* [Problem requirements]: Show every line containing "Resources" by copying it.

•••

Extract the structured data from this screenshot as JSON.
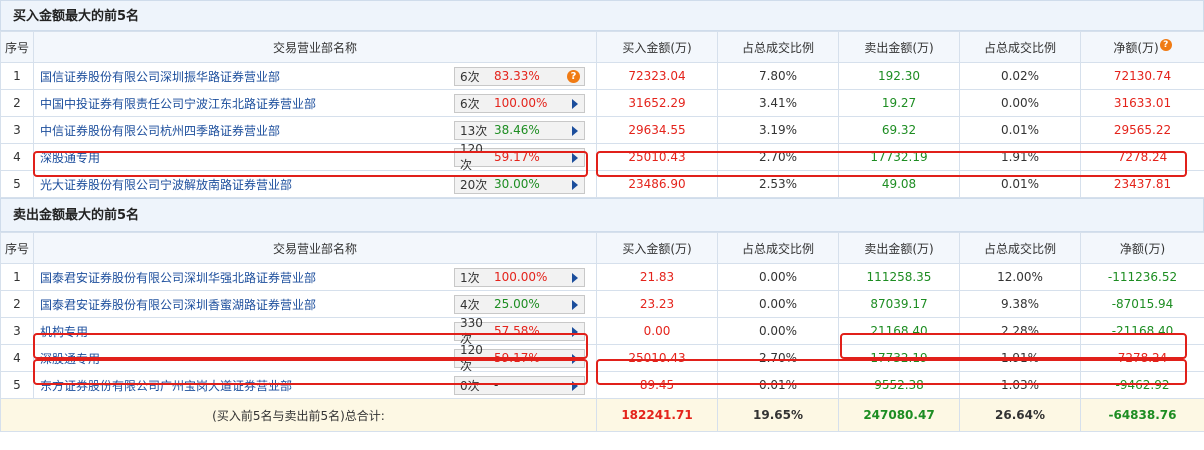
{
  "buy_section": {
    "title": "买入金额最大的前5名",
    "headers": [
      "序号",
      "交易营业部名称",
      "买入金额(万)",
      "占总成交比例",
      "卖出金额(万)",
      "占总成交比例",
      "净额(万)"
    ],
    "rows": [
      {
        "idx": "1",
        "name": "国信证券股份有限公司深圳振华路证券营业部",
        "count": "6次",
        "pct": "83.33%",
        "pct_color": "red",
        "marker": "question",
        "buy": "72323.04",
        "buy_ratio": "7.80%",
        "sell": "192.30",
        "sell_ratio": "0.02%",
        "net": "72130.74",
        "net_color": "red"
      },
      {
        "idx": "2",
        "name": "中国中投证券有限责任公司宁波江东北路证券营业部",
        "count": "6次",
        "pct": "100.00%",
        "pct_color": "red",
        "marker": "arrow",
        "buy": "31652.29",
        "buy_ratio": "3.41%",
        "sell": "19.27",
        "sell_ratio": "0.00%",
        "net": "31633.01",
        "net_color": "red"
      },
      {
        "idx": "3",
        "name": "中信证券股份有限公司杭州四季路证券营业部",
        "count": "13次",
        "pct": "38.46%",
        "pct_color": "green",
        "marker": "arrow",
        "buy": "29634.55",
        "buy_ratio": "3.19%",
        "sell": "69.32",
        "sell_ratio": "0.01%",
        "net": "29565.22",
        "net_color": "red"
      },
      {
        "idx": "4",
        "name": "深股通专用",
        "count": "120次",
        "pct": "59.17%",
        "pct_color": "red",
        "marker": "arrow",
        "buy": "25010.43",
        "buy_ratio": "2.70%",
        "sell": "17732.19",
        "sell_ratio": "1.91%",
        "net": "7278.24",
        "net_color": "red"
      },
      {
        "idx": "5",
        "name": "光大证券股份有限公司宁波解放南路证券营业部",
        "count": "20次",
        "pct": "30.00%",
        "pct_color": "green",
        "marker": "arrow",
        "buy": "23486.90",
        "buy_ratio": "2.53%",
        "sell": "49.08",
        "sell_ratio": "0.01%",
        "net": "23437.81",
        "net_color": "red"
      }
    ]
  },
  "sell_section": {
    "title": "卖出金额最大的前5名",
    "headers": [
      "序号",
      "交易营业部名称",
      "买入金额(万)",
      "占总成交比例",
      "卖出金额(万)",
      "占总成交比例",
      "净额(万)"
    ],
    "rows": [
      {
        "idx": "1",
        "name": "国泰君安证券股份有限公司深圳华强北路证券营业部",
        "count": "1次",
        "pct": "100.00%",
        "pct_color": "red",
        "marker": "arrow",
        "buy": "21.83",
        "buy_ratio": "0.00%",
        "sell": "111258.35",
        "sell_ratio": "12.00%",
        "net": "-111236.52",
        "net_color": "green"
      },
      {
        "idx": "2",
        "name": "国泰君安证券股份有限公司深圳香蜜湖路证券营业部",
        "count": "4次",
        "pct": "25.00%",
        "pct_color": "green",
        "marker": "arrow",
        "buy": "23.23",
        "buy_ratio": "0.00%",
        "sell": "87039.17",
        "sell_ratio": "9.38%",
        "net": "-87015.94",
        "net_color": "green"
      },
      {
        "idx": "3",
        "name": "机构专用",
        "count": "330次",
        "pct": "57.58%",
        "pct_color": "red",
        "marker": "arrow",
        "buy": "0.00",
        "buy_ratio": "0.00%",
        "sell": "21168.40",
        "sell_ratio": "2.28%",
        "net": "-21168.40",
        "net_color": "green"
      },
      {
        "idx": "4",
        "name": "深股通专用",
        "count": "120次",
        "pct": "59.17%",
        "pct_color": "red",
        "marker": "arrow",
        "buy": "25010.43",
        "buy_ratio": "2.70%",
        "sell": "17732.19",
        "sell_ratio": "1.91%",
        "net": "7278.24",
        "net_color": "red"
      },
      {
        "idx": "5",
        "name": "东方证券股份有限公司广州宝岗大道证券营业部",
        "count": "0次",
        "pct": "-",
        "pct_color": "dark",
        "marker": "arrow",
        "buy": "89.45",
        "buy_ratio": "0.01%",
        "sell": "9552.38",
        "sell_ratio": "1.03%",
        "net": "-9462.92",
        "net_color": "green"
      }
    ],
    "total": {
      "label": "(买入前5名与卖出前5名)总合计:",
      "buy": "182241.71",
      "buy_ratio": "19.65%",
      "sell": "247080.47",
      "sell_ratio": "26.64%",
      "net": "-64838.76"
    }
  },
  "colors": {
    "red": "#e4231b",
    "green": "#1d8d22",
    "link": "#1c4e9c",
    "highlight": "#e1201a"
  }
}
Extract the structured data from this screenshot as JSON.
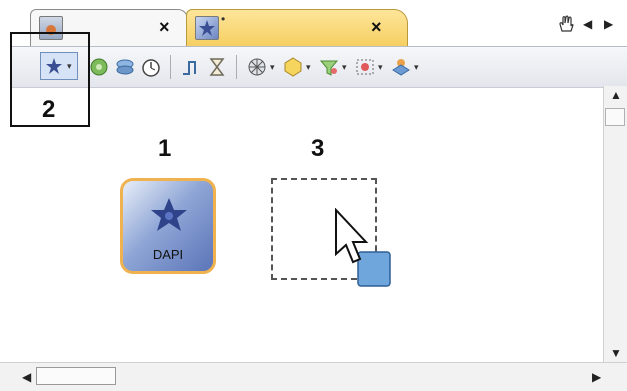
{
  "tabs": [
    {
      "icon": "document-icon",
      "close_label": "×"
    },
    {
      "icon": "dapi-star-icon",
      "dirty_marker": "•",
      "close_label": "×"
    }
  ],
  "tab_controls": {
    "hand_icon": "hand-icon",
    "prev_icon": "chevron-left-icon",
    "next_icon": "chevron-right-icon"
  },
  "toolbar": {
    "tools": [
      "dapi-star-icon",
      "channel-icon",
      "layers-icon",
      "timer-icon",
      "step-icon",
      "hourglass-icon",
      "radial-icon",
      "shape-icon",
      "filter-icon",
      "measure-icon",
      "overlay-icon"
    ],
    "dropdown_caret": "▾"
  },
  "callouts": {
    "one": "1",
    "two": "2",
    "three": "3"
  },
  "canvas": {
    "dapi_tile": {
      "label": "DAPI",
      "icon": "dapi-star-icon"
    },
    "drop_target_icon": "cursor-drag-icon"
  },
  "colors": {
    "accent_tab": "#f6cf62",
    "tile_border": "#f0b24e",
    "tile_fill": "#5b75b8"
  }
}
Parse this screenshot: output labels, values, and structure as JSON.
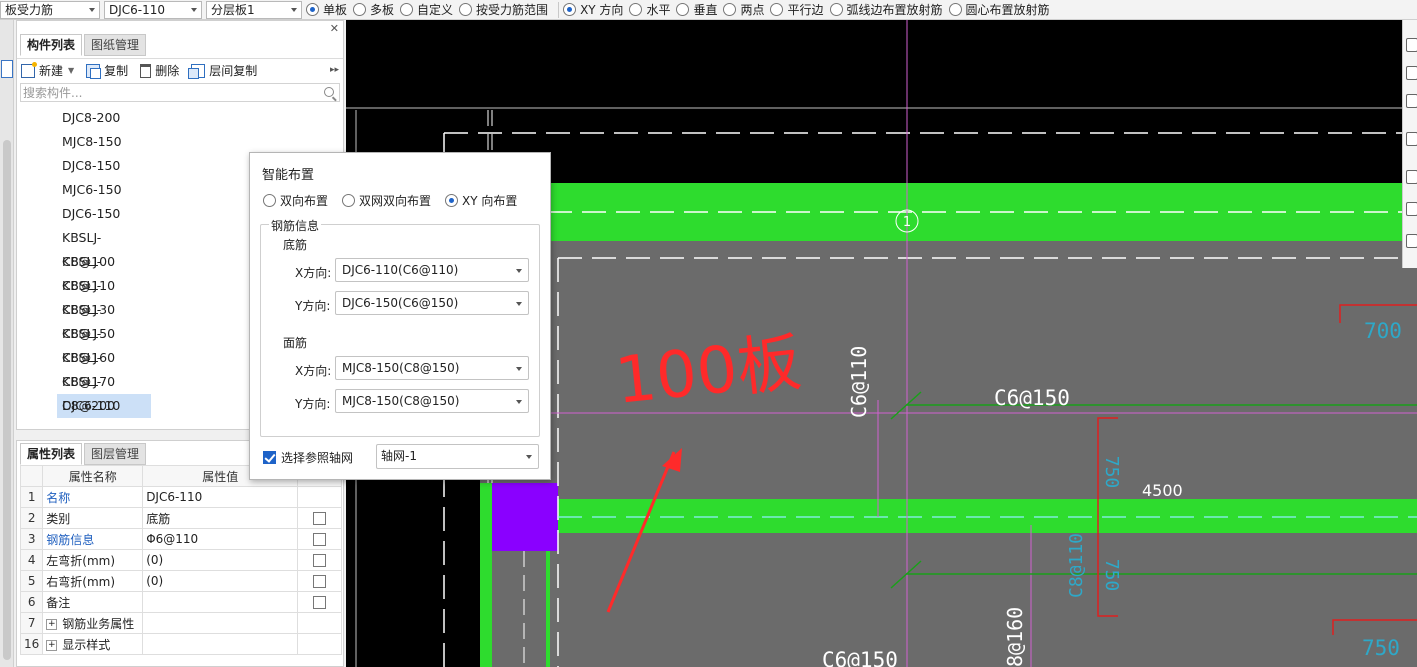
{
  "toolbar": {
    "combo1": "板受力筋",
    "combo2": "DJC6-110",
    "combo3": "分层板1",
    "radios_a": [
      {
        "label": "单板",
        "on": true
      },
      {
        "label": "多板",
        "on": false
      },
      {
        "label": "自定义",
        "on": false
      },
      {
        "label": "按受力筋范围",
        "on": false
      }
    ],
    "radios_b": [
      {
        "label": "XY 方向",
        "on": true
      },
      {
        "label": "水平",
        "on": false
      },
      {
        "label": "垂直",
        "on": false
      },
      {
        "label": "两点",
        "on": false
      },
      {
        "label": "平行边",
        "on": false
      },
      {
        "label": "弧线边布置放射筋",
        "on": false
      },
      {
        "label": "圆心布置放射筋",
        "on": false
      }
    ]
  },
  "component_panel": {
    "tabs": [
      "构件列表",
      "图纸管理"
    ],
    "commands": {
      "new": "新建",
      "copy": "复制",
      "delete": "删除",
      "floor_copy": "层间复制"
    },
    "search_placeholder": "搜索构件...",
    "items": [
      "DJC8-200",
      "MJC8-150",
      "DJC8-150",
      "MJC6-150",
      "DJC6-150",
      "KBSLJ-C8@100",
      "KBSLJ-C8@110",
      "KBSLJ-C8@130",
      "KBSLJ-C8@150",
      "KBSLJ-C8@160",
      "KBSLJ-C8@170",
      "KBSLJ-C8@200",
      "DJC6-110"
    ],
    "selected": "DJC6-110"
  },
  "property_panel": {
    "tabs": [
      "属性列表",
      "图层管理"
    ],
    "col_name": "属性名称",
    "col_value": "属性值",
    "rows": [
      {
        "num": "1",
        "name": "名称",
        "value": "DJC6-110",
        "blue": true,
        "check": false
      },
      {
        "num": "2",
        "name": "类别",
        "value": "底筋",
        "blue": false,
        "check": true
      },
      {
        "num": "3",
        "name": "钢筋信息",
        "value": "Φ6@110",
        "blue": true,
        "check": true
      },
      {
        "num": "4",
        "name": "左弯折(mm)",
        "value": "(0)",
        "blue": false,
        "check": true
      },
      {
        "num": "5",
        "name": "右弯折(mm)",
        "value": "(0)",
        "blue": false,
        "check": true
      },
      {
        "num": "6",
        "name": "备注",
        "value": "",
        "blue": false,
        "check": true
      },
      {
        "num": "7",
        "name": "钢筋业务属性",
        "value": "",
        "blue": false,
        "check": false,
        "expand": true
      },
      {
        "num": "16",
        "name": "显示样式",
        "value": "",
        "blue": false,
        "check": false,
        "expand": true
      }
    ]
  },
  "dialog": {
    "title": "智能布置",
    "modes": [
      {
        "label": "双向布置",
        "on": false
      },
      {
        "label": "双网双向布置",
        "on": false
      },
      {
        "label": "XY 向布置",
        "on": true
      }
    ],
    "group_title": "钢筋信息",
    "bottom_title": "底筋",
    "top_title": "面筋",
    "x_label": "X方向:",
    "y_label": "Y方向:",
    "bottom_x": "DJC6-110(C6@110)",
    "bottom_y": "DJC6-150(C6@150)",
    "top_x": "MJC8-150(C8@150)",
    "top_y": "MJC8-150(C8@150)",
    "axis_check_label": "选择参照轴网",
    "axis_value": "轴网-1"
  },
  "canvas": {
    "axis_label": "1",
    "label_c6_110": "C6@110",
    "label_c6_150": "C6@150",
    "label_c6_150_bottom": "C6@150",
    "label_4500": "4500",
    "label_700": "700",
    "label_750a": "750",
    "label_750b": "750",
    "label_750c": "750",
    "label_8160": "8@160",
    "label_c8_110": "C8@110",
    "annotation": "100板",
    "colors": {
      "slab": "#6b6b6b",
      "beam": "#2edc2e",
      "column": "#8a00ff",
      "dim_red": "#e02020",
      "cyan": "#2ea8c8"
    }
  }
}
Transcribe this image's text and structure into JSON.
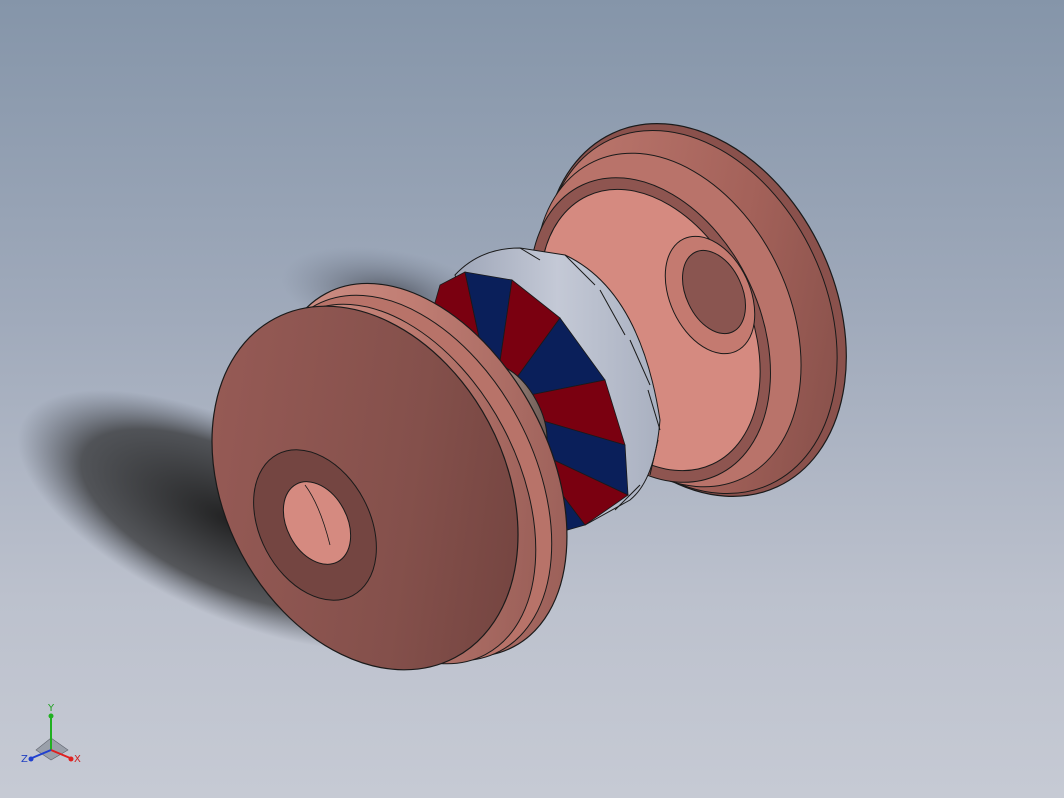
{
  "view": {
    "background_top": "#8595a9",
    "background_bottom": "#c6cad4",
    "part_color": "#a8625c",
    "magnet_red": "#7a0010",
    "magnet_blue": "#0a1f5a",
    "band_color": "#b4bac9"
  },
  "triad": {
    "x_label": "X",
    "y_label": "Y",
    "z_label": "Z",
    "x_color": "#e02020",
    "y_color": "#20b020",
    "z_color": "#2040d0"
  }
}
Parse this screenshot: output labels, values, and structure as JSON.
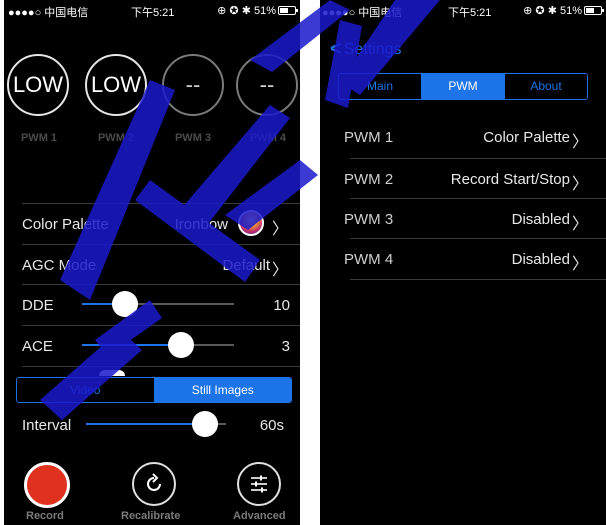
{
  "status_bar": {
    "carrier": "●●●●○ 中国电信 ",
    "time": "下午5:21",
    "indicators": "⊕ ✪ ✱ 51%",
    "battery_percent": 51
  },
  "left_screen": {
    "pwm_channels": [
      {
        "value": "LOW",
        "label": "PWM 1"
      },
      {
        "value": "LOW",
        "label": "PWM 2"
      },
      {
        "value": "--",
        "label": "PWM 3"
      },
      {
        "value": "--",
        "label": "PWM 4"
      }
    ],
    "color_palette": {
      "label": "Color Palette",
      "value": "Ironbow"
    },
    "agc_mode": {
      "label": "AGC Mode",
      "value": "Default"
    },
    "dde": {
      "label": "DDE",
      "value": "10",
      "level": 0.28
    },
    "ace": {
      "label": "ACE",
      "value": "3",
      "level": 0.65
    },
    "mode_tabs": [
      {
        "label": "Video",
        "selected": false
      },
      {
        "label": "Still Images",
        "selected": true
      }
    ],
    "interval": {
      "label": "Interval",
      "value": "60s",
      "level": 0.85
    },
    "bottom_buttons": [
      {
        "label": "Record",
        "icon": "record-icon"
      },
      {
        "label": "Recalibrate",
        "icon": "refresh-icon"
      },
      {
        "label": "Advanced",
        "icon": "sliders-icon"
      }
    ]
  },
  "right_screen": {
    "back_label": "Settings",
    "tabs": [
      {
        "label": "Main",
        "selected": false
      },
      {
        "label": "PWM",
        "selected": true
      },
      {
        "label": "About",
        "selected": false
      }
    ],
    "pwm_settings": [
      {
        "label": "PWM 1",
        "value": "Color Palette"
      },
      {
        "label": "PWM 2",
        "value": "Record Start/Stop"
      },
      {
        "label": "PWM 3",
        "value": "Disabled"
      },
      {
        "label": "PWM 4",
        "value": "Disabled"
      }
    ]
  },
  "colors": {
    "accent": "#1d73e8",
    "record": "#e0301e",
    "background": "#000000",
    "watermark": "#1a1acc"
  }
}
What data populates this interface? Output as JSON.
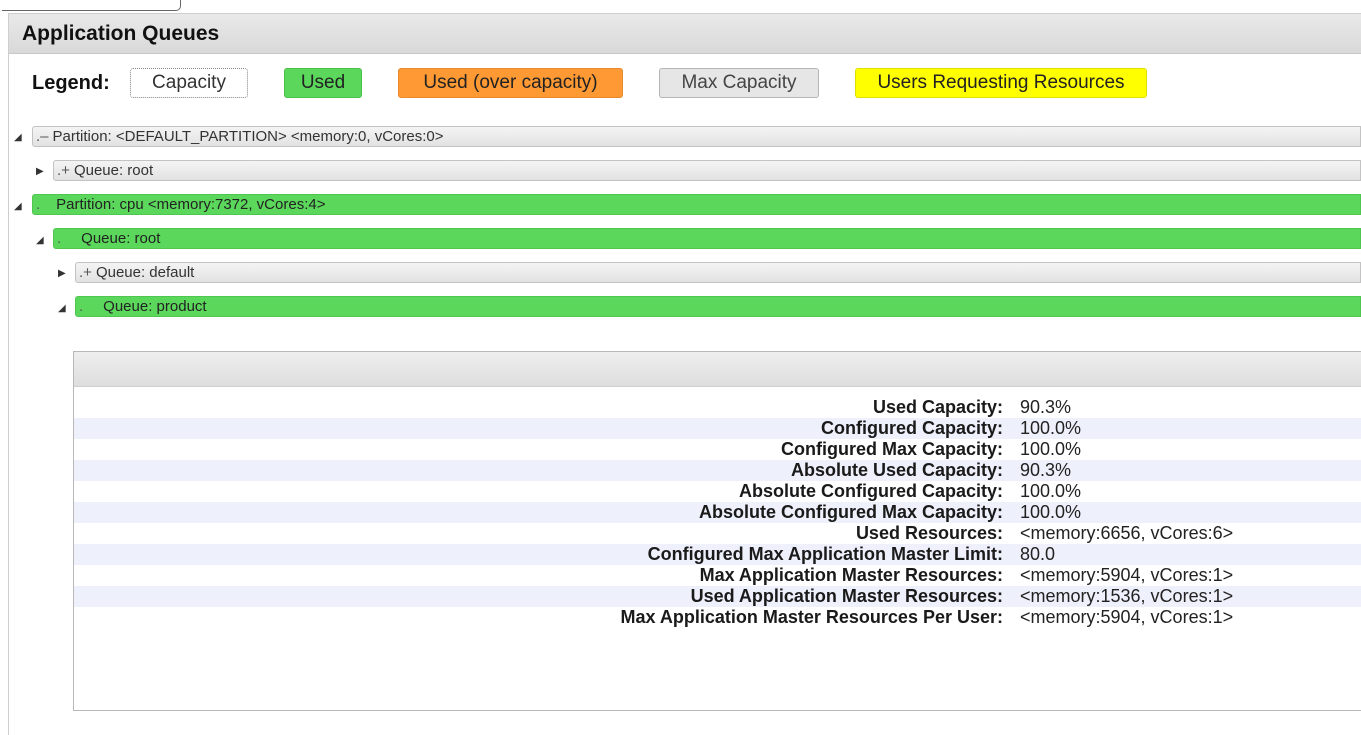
{
  "header": {
    "title": "Application Queues"
  },
  "legend": {
    "title": "Legend:",
    "items": [
      {
        "label": "Capacity",
        "color": "#ffffff"
      },
      {
        "label": "Used",
        "color": "#5bd85b"
      },
      {
        "label": "Used (over capacity)",
        "color": "#ff9933"
      },
      {
        "label": "Max Capacity",
        "color": "#e6e6e6"
      },
      {
        "label": "Users Requesting Resources",
        "color": "#ffff00"
      }
    ]
  },
  "tree": [
    {
      "prefix": ".–",
      "label": "Partition: <DEFAULT_PARTITION> <memory:0, vCores:0>",
      "expanded": true,
      "used": false
    },
    {
      "prefix": ".+",
      "label": "Queue: root",
      "expanded": false,
      "used": false
    },
    {
      "prefix": ".",
      "label": "Partition: cpu <memory:7372, vCores:4>",
      "expanded": true,
      "used": true
    },
    {
      "prefix": ".",
      "label": "Queue: root",
      "expanded": true,
      "used": true
    },
    {
      "prefix": ".+",
      "label": "Queue: default",
      "expanded": false,
      "used": false
    },
    {
      "prefix": ".",
      "label": "Queue: product",
      "expanded": true,
      "used": true
    }
  ],
  "details": [
    {
      "key": "Used Capacity:",
      "value": "90.3%"
    },
    {
      "key": "Configured Capacity:",
      "value": "100.0%"
    },
    {
      "key": "Configured Max Capacity:",
      "value": "100.0%"
    },
    {
      "key": "Absolute Used Capacity:",
      "value": "90.3%"
    },
    {
      "key": "Absolute Configured Capacity:",
      "value": "100.0%"
    },
    {
      "key": "Absolute Configured Max Capacity:",
      "value": "100.0%"
    },
    {
      "key": "Used Resources:",
      "value": "<memory:6656, vCores:6>"
    },
    {
      "key": "Configured Max Application Master Limit:",
      "value": "80.0"
    },
    {
      "key": "Max Application Master Resources:",
      "value": "<memory:5904, vCores:1>"
    },
    {
      "key": "Used Application Master Resources:",
      "value": "<memory:1536, vCores:1>"
    },
    {
      "key": "Max Application Master Resources Per User:",
      "value": "<memory:5904, vCores:1>"
    }
  ]
}
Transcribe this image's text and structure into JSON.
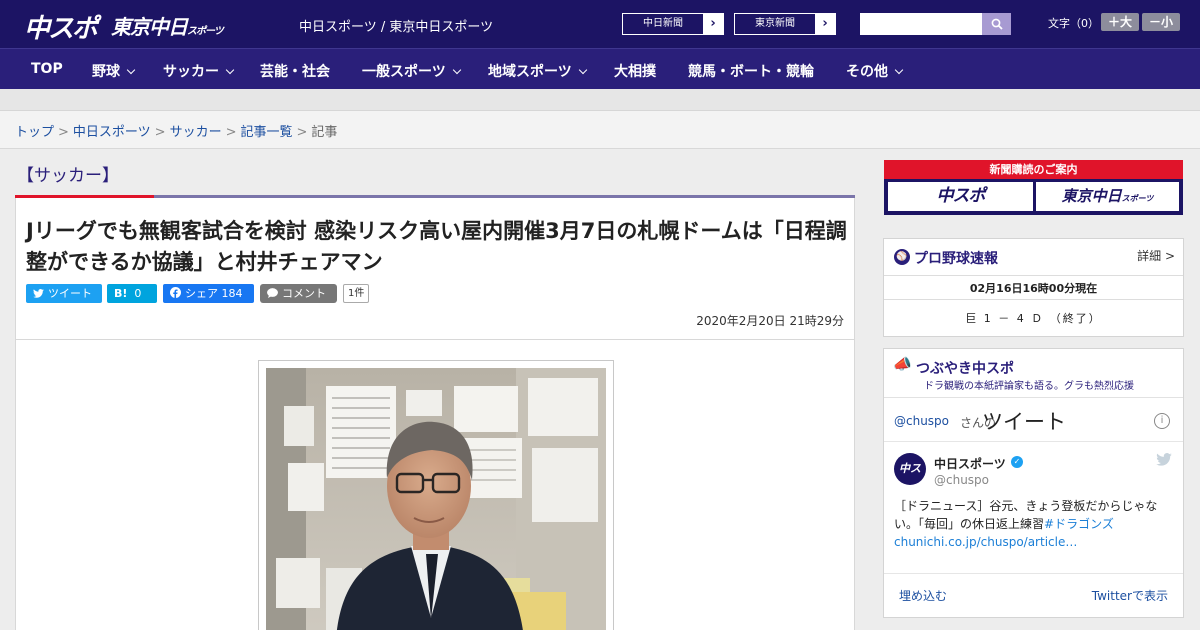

•••

* [The response]:
        "label": "Users Requesting Resources",
      "key": "Used Resources:",
      "key": "Max Application Master Resources:",
      "key": "Used Application Master Resources:",
      "key": "Max Application Master Resources Per User:",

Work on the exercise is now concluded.